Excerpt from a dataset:
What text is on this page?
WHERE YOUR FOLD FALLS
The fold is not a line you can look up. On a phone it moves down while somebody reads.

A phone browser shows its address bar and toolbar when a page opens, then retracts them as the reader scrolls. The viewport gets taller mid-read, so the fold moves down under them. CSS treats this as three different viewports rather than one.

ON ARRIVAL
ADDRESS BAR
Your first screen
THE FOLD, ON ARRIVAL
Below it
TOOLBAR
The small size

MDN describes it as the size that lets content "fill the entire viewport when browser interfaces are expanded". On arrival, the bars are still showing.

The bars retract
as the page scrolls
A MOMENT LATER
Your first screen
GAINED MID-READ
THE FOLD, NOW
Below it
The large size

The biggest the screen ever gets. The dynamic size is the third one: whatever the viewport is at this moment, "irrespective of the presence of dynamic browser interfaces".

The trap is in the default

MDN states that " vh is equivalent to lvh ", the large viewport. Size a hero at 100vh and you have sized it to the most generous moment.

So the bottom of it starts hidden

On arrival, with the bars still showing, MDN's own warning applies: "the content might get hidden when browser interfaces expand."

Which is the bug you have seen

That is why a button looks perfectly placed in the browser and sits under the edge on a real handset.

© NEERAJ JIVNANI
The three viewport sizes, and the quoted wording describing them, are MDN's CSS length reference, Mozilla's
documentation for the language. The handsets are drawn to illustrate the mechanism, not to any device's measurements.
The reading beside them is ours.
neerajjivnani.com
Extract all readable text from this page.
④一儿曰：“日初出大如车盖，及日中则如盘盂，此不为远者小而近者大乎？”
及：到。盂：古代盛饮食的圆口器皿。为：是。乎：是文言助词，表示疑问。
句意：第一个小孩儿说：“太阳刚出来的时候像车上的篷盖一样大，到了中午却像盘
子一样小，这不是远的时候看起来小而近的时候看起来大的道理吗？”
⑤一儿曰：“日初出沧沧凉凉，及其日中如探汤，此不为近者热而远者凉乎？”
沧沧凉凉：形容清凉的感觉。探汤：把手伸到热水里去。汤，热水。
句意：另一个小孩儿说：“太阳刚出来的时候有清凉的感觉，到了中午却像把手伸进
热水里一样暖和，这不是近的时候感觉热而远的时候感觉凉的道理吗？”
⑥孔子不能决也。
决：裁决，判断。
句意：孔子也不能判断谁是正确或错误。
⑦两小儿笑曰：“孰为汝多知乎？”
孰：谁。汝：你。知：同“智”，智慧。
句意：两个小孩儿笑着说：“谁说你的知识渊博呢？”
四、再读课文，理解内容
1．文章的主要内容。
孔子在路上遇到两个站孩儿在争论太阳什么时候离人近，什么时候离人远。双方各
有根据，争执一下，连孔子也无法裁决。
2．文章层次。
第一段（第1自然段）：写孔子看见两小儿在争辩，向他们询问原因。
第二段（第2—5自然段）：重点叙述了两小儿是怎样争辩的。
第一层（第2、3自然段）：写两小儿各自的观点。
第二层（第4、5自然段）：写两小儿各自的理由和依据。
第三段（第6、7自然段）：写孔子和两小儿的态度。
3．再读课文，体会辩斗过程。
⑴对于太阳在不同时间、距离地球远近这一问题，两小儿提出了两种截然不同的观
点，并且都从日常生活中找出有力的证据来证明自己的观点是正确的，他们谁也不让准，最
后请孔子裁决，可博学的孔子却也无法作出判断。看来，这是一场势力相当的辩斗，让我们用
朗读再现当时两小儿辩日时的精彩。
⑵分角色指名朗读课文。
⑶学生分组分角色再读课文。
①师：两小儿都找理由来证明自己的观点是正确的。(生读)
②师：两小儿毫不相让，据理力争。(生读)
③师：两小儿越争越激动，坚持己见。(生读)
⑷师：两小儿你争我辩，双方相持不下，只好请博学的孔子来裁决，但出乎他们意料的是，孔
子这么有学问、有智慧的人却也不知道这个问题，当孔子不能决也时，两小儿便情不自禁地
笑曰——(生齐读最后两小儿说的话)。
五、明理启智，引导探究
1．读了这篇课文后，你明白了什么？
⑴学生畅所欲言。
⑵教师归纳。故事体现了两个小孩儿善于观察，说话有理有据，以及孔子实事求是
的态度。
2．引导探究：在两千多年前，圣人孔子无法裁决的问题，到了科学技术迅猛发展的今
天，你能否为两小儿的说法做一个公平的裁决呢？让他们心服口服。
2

(What is asked) Return the entries in full, keeping every line exactly as it is.

(Solution to the problem)
What text is on this page?
WHERE YOUR FOLD FALLS
The fold is not a line you can look up. On a phone it moves down while somebody reads.

A phone browser shows its address bar and toolbar when a page opens, then retracts them as the reader scrolls. The viewport gets taller mid-read, so the fold moves down under them. CSS treats this as three different viewports rather than one.

ON ARRIVAL
ADDRESS BAR
Your first screen
THE FOLD, ON ARRIVAL
Below it
TOOLBAR
The small size

MDN describes it as the size that lets content "fill the entire viewport when browser interfaces are expanded". On arrival, the bars are still showing.

The bars retract
as the page scrolls
A MOMENT LATER
Your first screen
GAINED MID-READ
THE FOLD, NOW
Below it
The large size

The biggest the screen ever gets. The dynamic size is the third one: whatever the viewport is at this moment, "irrespective of the presence of dynamic browser interfaces".

The trap is in the default

MDN states that " vh is equivalent to lvh ", the large viewport. Size a hero at 100vh and you have sized it to the most generous moment.

So the bottom of it starts hidden

On arrival, with the bars still showing, MDN's own warning applies: "the content might get hidden when browser interfaces expand."

Which is the bug you have seen

That is why a button looks perfectly placed in the browser and sits under the edge on a real handset.

© NEERAJ JIVNANI
The three viewport sizes, and the quoted wording describing them, are MDN's CSS length reference, Mozilla's
documentation for the language. The handsets are drawn to illustrate the mechanism, not to any device's measurements.
The reading beside them is ours.
neerajjivnani.com
Extract all readable text from this page.
④一儿曰：“日初出大如车盖，及日中则如盘盂，此不为远者小而近者大乎？”
及：到。盂：古代盛饮食的圆口器皿。为：是。乎：是文言助词，表示疑问。
句意：第一个小孩儿说：“太阳刚出来的时候像车上的篷盖一样大，到了中午却像盘
子一样小，这不是远的时候看起来小而近的时候看起来大的道理吗？”
⑤一儿曰：“日初出沧沧凉凉，及其日中如探汤，此不为近者热而远者凉乎？”
沧沧凉凉：形容清凉的感觉。探汤：把手伸到热水里去。汤，热水。
句意：另一个小孩儿说：“太阳刚出来的时候有清凉的感觉，到了中午却像把手伸进
热水里一样暖和，这不是近的时候感觉热而远的时候感觉凉的道理吗？”
⑥孔子不能决也。
决：裁决，判断。
句意：孔子也不能判断谁是正确或错误。
⑦两小儿笑曰：“孰为汝多知乎？”
孰：谁。汝：你。知：同“智”，智慧。
句意：两个小孩儿笑着说：“谁说你的知识渊博呢？”
四、再读课文，理解内容
1．文章的主要内容。
孔子在路上遇到两个站孩儿在争论太阳什么时候离人近，什么时候离人远。双方各
有根据，争执一下，连孔子也无法裁决。
2．文章层次。
第一段（第1自然段）：写孔子看见两小儿在争辩，向他们询问原因。
第二段（第2—5自然段）：重点叙述了两小儿是怎样争辩的。
第一层（第2、3自然段）：写两小儿各自的观点。
第二层（第4、5自然段）：写两小儿各自的理由和依据。
第三段（第6、7自然段）：写孔子和两小儿的态度。
3．再读课文，体会辩斗过程。
⑴对于太阳在不同时间、距离地球远近这一问题，两小儿提出了两种截然不同的观
点，并且都从日常生活中找出有力的证据来证明自己的观点是正确的，他们谁也不让准，最
后请孔子裁决，可博学的孔子却也无法作出判断。看来，这是一场势力相当的辩斗，让我们用
朗读再现当时两小儿辩日时的精彩。
⑵分角色指名朗读课文。
⑶学生分组分角色再读课文。
①师：两小儿都找理由来证明自己的观点是正确的。(生读)
②师：两小儿毫不相让，据理力争。(生读)
③师：两小儿越争越激动，坚持己见。(生读)
⑷师：两小儿你争我辩，双方相持不下，只好请博学的孔子来裁决，但出乎他们意料的是，孔
子这么有学问、有智慧的人却也不知道这个问题，当孔子不能决也时，两小儿便情不自禁地
笑曰——(生齐读最后两小儿说的话)。
五、明理启智，引导探究
1．读了这篇课文后，你明白了什么？
⑴学生畅所欲言。
⑵教师归纳。故事体现了两个小孩儿善于观察，说话有理有据，以及孔子实事求是
的态度。
2．引导探究：在两千多年前，圣人孔子无法裁决的问题，到了科学技术迅猛发展的今
天，你能否为两小儿的说法做一个公平的裁决呢？让他们心服口服。
2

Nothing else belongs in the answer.